## Goal
Locate each line with the string "Культиваторов" in the listing below and copy it.

━━━━━ Data extract

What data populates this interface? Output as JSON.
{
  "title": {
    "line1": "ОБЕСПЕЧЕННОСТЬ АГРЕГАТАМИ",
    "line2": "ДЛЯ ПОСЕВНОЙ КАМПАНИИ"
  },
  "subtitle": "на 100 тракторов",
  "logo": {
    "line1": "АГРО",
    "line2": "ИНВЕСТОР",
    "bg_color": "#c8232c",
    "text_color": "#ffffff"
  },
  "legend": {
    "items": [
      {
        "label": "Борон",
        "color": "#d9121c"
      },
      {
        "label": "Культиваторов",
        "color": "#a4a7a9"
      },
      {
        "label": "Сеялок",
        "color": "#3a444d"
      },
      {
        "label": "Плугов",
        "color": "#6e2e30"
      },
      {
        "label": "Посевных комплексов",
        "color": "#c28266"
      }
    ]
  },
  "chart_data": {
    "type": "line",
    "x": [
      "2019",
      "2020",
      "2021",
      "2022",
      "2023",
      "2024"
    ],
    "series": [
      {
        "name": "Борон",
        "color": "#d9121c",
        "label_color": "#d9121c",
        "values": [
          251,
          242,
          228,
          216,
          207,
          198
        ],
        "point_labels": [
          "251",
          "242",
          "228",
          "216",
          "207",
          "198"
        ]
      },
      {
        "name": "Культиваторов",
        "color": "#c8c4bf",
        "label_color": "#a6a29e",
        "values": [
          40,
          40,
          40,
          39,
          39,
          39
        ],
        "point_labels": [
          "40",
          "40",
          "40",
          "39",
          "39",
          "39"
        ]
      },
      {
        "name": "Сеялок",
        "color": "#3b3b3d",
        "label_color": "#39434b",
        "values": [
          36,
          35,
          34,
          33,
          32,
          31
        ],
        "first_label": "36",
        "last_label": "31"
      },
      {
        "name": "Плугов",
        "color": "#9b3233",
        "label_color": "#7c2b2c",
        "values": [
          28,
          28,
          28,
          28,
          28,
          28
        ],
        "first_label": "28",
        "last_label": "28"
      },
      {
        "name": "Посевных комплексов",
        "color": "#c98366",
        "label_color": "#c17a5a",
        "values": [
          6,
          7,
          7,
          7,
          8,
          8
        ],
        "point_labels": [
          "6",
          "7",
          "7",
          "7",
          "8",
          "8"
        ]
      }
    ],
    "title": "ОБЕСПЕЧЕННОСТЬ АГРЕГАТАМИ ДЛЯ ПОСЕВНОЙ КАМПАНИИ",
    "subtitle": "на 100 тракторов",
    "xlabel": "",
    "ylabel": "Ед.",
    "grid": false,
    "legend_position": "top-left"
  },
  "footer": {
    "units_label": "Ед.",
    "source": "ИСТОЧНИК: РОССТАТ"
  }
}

━━━━━━━━━━

## Output for this task
        "label": "Культиваторов",
        "name": "Культиваторов",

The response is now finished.